§ **REQUIRED WORK**:
Reproduce every line of the entries below verbatim, leaving out the pictures.

§ **PROVIDED RECORDS**:
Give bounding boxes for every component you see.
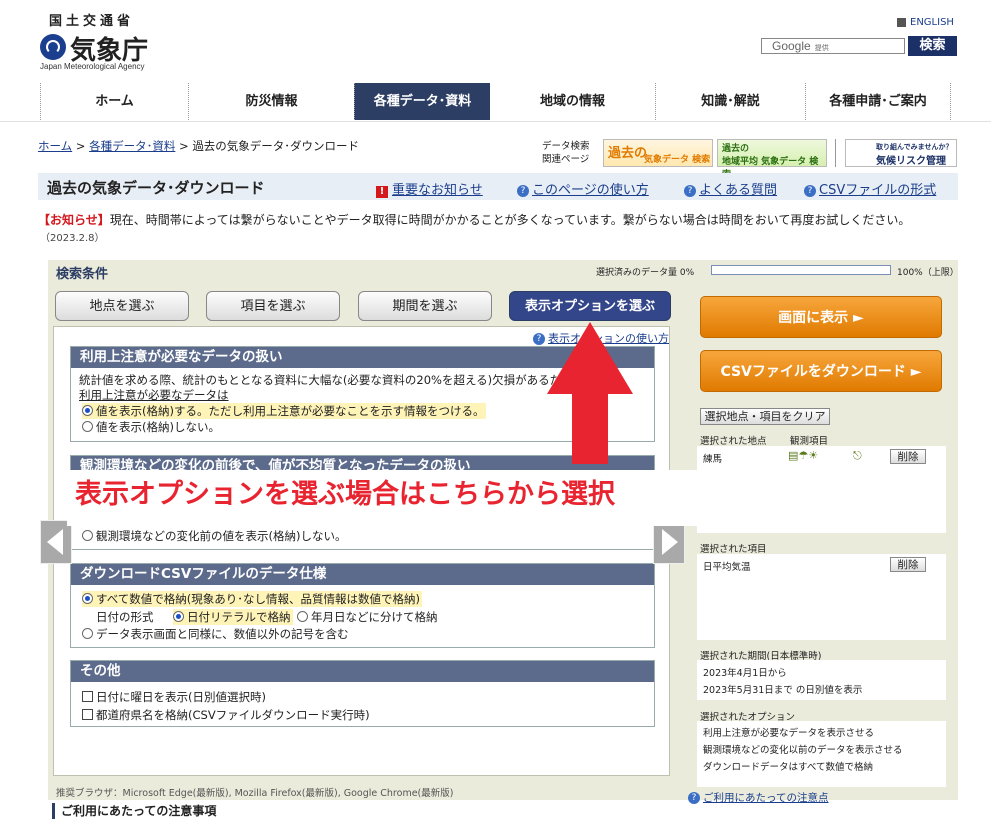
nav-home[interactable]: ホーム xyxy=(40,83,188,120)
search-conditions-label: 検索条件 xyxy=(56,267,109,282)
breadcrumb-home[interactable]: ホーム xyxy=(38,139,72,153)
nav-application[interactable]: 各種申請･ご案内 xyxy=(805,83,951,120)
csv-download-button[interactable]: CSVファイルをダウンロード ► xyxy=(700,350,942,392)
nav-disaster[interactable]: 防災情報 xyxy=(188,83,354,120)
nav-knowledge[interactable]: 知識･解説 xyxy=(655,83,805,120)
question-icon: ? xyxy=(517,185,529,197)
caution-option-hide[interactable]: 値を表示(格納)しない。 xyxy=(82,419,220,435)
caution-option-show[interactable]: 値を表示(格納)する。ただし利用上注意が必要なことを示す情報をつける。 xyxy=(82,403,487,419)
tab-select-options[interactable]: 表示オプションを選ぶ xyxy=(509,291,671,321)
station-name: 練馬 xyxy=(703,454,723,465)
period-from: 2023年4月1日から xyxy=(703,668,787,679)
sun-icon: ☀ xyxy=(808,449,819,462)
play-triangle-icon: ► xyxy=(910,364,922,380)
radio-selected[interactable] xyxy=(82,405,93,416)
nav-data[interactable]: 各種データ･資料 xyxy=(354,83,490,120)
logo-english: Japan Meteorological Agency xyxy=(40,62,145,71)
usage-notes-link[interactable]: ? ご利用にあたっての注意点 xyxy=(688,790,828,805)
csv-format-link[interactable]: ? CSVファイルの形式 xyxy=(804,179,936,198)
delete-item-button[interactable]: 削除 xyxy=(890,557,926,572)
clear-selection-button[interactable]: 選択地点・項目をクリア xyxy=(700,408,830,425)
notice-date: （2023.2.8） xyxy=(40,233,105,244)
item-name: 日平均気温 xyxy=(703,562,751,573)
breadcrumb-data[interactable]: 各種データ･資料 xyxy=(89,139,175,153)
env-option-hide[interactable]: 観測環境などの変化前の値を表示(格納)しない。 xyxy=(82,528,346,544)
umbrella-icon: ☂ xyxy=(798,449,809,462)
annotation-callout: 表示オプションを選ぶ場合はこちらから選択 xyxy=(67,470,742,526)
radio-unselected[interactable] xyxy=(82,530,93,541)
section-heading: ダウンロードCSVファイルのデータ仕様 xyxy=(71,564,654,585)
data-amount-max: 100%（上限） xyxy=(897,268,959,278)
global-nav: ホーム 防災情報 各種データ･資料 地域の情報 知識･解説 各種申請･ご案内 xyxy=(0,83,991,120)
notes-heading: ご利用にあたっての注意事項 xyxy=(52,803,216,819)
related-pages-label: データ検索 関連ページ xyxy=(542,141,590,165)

§ **THE RESPONSE**:
Give bounding boxes for every component you see.
nav-home[interactable]: ホーム xyxy=(40,83,188,120)
search-conditions-label: 検索条件 xyxy=(56,267,109,282)
breadcrumb-home[interactable]: ホーム xyxy=(38,139,72,153)
nav-application[interactable]: 各種申請･ご案内 xyxy=(805,83,951,120)
csv-download-button[interactable]: CSVファイルをダウンロード ► xyxy=(700,350,942,392)
nav-disaster[interactable]: 防災情報 xyxy=(188,83,354,120)
nav-knowledge[interactable]: 知識･解説 xyxy=(655,83,805,120)
question-icon: ? xyxy=(517,185,529,197)
caution-option-hide[interactable]: 値を表示(格納)しない。 xyxy=(82,419,220,435)
caution-option-show[interactable]: 値を表示(格納)する。ただし利用上注意が必要なことを示す情報をつける。 xyxy=(82,403,487,419)
tab-select-options[interactable]: 表示オプションを選ぶ xyxy=(509,291,671,321)
station-name: 練馬 xyxy=(703,454,723,465)
period-from: 2023年4月1日から xyxy=(703,668,787,679)
sun-icon: ☀ xyxy=(808,449,819,462)
play-triangle-icon: ► xyxy=(910,364,922,380)
radio-selected[interactable] xyxy=(82,405,93,416)
nav-data[interactable]: 各種データ･資料 xyxy=(354,83,490,120)
logo-english: Japan Meteorological Agency xyxy=(40,62,145,71)
usage-notes-link[interactable]: ? ご利用にあたっての注意点 xyxy=(688,790,828,805)
csv-format-link[interactable]: ? CSVファイルの形式 xyxy=(804,179,936,198)
delete-item-button[interactable]: 削除 xyxy=(890,557,926,572)
clear-selection-button[interactable]: 選択地点・項目をクリア xyxy=(700,408,830,425)
notice-date: （2023.2.8） xyxy=(40,233,105,244)
item-name: 日平均気温 xyxy=(703,562,751,573)
breadcrumb-data[interactable]: 各種データ･資料 xyxy=(89,139,175,153)
env-option-hide[interactable]: 観測環境などの変化前の値を表示(格納)しない。 xyxy=(82,528,346,544)
umbrella-icon: ☂ xyxy=(798,449,809,462)
annotation-callout: 表示オプションを選ぶ場合はこちらから選択 xyxy=(67,470,742,526)
radio-unselected[interactable] xyxy=(82,530,93,541)
section-heading: ダウンロードCSVファイルのデータ仕様 xyxy=(71,564,654,585)
data-amount-max: 100%（上限） xyxy=(897,268,959,278)
global-nav: ホーム 防災情報 各種データ･資料 地域の情報 知識･解説 各種申請･ご案内 xyxy=(0,83,991,120)
notes-heading: ご利用にあたっての注意事項 xyxy=(52,803,216,819)
related-pages-label: データ検索 関連ページ xyxy=(542,141,590,165)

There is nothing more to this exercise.